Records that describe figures
=======

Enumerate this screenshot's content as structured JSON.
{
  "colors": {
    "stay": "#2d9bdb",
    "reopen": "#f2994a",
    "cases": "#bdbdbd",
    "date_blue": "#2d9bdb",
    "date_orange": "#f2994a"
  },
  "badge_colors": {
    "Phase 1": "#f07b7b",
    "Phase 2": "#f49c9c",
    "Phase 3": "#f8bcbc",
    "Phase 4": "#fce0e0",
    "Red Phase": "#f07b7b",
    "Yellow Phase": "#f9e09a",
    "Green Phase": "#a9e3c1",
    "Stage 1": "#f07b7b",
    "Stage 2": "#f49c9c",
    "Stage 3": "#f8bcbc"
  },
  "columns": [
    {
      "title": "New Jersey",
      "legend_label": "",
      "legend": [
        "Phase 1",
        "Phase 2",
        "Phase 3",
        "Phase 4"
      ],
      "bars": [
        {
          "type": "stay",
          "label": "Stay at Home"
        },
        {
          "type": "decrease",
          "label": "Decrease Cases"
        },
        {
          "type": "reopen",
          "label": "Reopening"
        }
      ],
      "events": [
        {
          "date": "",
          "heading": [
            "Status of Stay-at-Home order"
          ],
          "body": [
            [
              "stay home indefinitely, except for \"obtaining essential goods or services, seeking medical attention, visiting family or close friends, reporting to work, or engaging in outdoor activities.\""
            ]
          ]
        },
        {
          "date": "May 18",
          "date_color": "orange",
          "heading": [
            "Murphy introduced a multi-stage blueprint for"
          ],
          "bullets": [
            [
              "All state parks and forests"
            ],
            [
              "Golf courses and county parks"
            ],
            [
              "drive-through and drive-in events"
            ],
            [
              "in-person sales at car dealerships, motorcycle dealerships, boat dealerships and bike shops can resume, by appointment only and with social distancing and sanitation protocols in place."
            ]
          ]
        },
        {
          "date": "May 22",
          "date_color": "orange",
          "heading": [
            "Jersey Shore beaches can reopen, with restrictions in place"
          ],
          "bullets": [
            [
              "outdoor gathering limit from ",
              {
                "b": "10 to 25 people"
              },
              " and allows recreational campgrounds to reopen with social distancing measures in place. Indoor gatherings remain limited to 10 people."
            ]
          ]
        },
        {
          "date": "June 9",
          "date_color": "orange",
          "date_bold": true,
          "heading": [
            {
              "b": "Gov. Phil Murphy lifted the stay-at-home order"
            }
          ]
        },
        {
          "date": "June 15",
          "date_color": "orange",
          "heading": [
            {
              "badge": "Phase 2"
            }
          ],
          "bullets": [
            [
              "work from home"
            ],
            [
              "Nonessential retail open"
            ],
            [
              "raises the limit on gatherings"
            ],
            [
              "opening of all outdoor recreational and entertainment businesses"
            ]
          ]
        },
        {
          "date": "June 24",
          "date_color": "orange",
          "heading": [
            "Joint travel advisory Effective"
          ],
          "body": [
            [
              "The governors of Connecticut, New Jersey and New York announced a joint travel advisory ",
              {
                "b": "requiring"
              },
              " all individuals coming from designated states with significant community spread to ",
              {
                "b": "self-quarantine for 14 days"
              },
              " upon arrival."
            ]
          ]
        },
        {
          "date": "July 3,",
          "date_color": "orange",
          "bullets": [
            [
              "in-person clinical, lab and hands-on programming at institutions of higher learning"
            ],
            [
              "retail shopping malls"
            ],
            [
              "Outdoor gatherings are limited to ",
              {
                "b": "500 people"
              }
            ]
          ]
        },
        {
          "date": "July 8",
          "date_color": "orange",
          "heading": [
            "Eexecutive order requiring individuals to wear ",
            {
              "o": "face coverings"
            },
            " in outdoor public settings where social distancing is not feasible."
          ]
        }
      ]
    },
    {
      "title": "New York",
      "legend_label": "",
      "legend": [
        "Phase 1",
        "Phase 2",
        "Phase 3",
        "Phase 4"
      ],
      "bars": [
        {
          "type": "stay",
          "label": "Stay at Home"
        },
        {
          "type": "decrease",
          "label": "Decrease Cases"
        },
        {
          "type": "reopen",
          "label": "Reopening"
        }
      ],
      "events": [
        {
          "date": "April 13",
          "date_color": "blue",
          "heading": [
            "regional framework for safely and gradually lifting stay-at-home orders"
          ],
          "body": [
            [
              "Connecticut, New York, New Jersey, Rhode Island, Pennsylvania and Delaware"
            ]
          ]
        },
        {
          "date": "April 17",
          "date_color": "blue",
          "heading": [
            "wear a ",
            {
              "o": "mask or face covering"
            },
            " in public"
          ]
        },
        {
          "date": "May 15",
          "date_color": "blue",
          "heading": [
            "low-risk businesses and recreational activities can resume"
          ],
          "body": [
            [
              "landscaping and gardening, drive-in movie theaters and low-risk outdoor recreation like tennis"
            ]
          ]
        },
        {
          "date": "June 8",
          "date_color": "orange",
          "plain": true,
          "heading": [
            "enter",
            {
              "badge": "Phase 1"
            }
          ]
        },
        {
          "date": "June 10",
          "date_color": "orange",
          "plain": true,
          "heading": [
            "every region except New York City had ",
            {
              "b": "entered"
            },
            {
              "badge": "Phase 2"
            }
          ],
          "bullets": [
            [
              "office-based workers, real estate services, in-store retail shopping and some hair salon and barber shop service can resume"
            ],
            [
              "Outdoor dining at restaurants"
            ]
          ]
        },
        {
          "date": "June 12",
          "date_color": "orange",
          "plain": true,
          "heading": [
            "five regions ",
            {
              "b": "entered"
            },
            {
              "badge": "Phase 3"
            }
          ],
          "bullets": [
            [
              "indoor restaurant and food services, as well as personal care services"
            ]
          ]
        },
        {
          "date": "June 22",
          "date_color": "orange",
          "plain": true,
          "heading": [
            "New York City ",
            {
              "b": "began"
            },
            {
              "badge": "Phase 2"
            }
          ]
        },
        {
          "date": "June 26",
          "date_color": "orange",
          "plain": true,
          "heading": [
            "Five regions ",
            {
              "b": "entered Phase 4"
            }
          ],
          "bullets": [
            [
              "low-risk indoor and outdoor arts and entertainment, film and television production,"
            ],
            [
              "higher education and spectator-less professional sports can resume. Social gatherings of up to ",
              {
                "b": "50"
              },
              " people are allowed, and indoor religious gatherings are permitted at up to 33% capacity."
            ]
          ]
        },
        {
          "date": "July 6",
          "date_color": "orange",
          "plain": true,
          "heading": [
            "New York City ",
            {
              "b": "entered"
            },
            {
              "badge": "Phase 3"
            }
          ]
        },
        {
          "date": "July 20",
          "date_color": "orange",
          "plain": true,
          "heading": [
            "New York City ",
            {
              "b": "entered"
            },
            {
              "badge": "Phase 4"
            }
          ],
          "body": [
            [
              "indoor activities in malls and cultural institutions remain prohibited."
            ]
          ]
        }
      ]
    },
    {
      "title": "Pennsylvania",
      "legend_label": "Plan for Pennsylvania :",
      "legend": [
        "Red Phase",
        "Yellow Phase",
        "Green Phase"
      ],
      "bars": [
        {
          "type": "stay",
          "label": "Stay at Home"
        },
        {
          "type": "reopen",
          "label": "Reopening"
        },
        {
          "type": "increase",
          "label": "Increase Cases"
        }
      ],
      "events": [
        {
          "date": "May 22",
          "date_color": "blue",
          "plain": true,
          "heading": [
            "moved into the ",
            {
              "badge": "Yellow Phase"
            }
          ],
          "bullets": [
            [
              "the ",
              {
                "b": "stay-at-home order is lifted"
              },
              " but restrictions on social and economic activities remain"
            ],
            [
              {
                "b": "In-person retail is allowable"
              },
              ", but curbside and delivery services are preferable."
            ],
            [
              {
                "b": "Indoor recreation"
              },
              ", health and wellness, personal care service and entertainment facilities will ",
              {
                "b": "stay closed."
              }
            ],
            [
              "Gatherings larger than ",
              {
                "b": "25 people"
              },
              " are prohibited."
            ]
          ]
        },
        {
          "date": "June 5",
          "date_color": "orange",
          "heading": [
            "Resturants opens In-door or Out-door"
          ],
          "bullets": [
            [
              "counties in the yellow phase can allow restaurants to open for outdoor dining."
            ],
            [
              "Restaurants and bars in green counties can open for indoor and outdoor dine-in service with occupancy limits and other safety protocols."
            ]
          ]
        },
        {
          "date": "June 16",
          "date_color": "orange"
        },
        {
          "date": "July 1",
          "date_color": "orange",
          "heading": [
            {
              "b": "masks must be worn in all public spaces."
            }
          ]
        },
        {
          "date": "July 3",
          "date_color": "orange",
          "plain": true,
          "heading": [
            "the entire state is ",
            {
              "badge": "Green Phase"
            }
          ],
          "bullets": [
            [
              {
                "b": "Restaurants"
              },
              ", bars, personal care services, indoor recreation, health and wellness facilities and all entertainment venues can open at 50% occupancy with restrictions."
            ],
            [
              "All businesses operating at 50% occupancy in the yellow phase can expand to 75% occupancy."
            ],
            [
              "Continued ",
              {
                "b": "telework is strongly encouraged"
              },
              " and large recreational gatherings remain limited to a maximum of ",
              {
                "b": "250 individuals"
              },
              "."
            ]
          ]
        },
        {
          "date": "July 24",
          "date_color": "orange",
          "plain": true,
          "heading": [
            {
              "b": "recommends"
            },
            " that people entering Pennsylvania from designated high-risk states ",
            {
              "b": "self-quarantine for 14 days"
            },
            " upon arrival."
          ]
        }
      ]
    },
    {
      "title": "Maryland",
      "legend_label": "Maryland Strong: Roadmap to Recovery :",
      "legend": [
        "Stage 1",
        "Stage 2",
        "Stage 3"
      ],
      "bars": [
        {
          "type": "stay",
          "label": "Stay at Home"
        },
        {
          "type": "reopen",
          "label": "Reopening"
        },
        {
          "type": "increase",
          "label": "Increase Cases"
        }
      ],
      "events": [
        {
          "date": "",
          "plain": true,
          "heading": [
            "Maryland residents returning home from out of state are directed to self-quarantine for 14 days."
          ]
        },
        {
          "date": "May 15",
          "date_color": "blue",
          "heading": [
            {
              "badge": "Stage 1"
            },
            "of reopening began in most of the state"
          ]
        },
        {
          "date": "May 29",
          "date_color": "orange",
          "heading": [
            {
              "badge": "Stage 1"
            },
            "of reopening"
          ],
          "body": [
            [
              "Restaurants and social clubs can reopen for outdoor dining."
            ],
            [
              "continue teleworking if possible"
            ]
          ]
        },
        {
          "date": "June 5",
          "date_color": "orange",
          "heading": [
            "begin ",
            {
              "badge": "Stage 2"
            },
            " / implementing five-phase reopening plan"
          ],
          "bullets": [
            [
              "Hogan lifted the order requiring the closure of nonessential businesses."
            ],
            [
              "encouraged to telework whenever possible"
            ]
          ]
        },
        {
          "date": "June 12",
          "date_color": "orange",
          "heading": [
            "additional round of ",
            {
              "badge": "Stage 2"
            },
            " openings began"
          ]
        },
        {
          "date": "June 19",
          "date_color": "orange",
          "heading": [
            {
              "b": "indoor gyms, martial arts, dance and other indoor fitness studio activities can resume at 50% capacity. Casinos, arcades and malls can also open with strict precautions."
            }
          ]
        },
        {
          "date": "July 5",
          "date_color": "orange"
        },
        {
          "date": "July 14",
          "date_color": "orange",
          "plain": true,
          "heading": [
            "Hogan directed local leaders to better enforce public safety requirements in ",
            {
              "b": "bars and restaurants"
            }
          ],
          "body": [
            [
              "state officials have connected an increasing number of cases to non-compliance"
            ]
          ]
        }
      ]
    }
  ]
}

=======

| Exercise objective |
Using the records above, copy every line that has the word "limited" in it.

| The output |
              " and allows recreational campgrounds to reopen with social distancing measures in place. Indoor gatherings remain limited to 10 people."
              "Outdoor gatherings are limited to ",
              " and large recreational gatherings remain limited to a maximum of ",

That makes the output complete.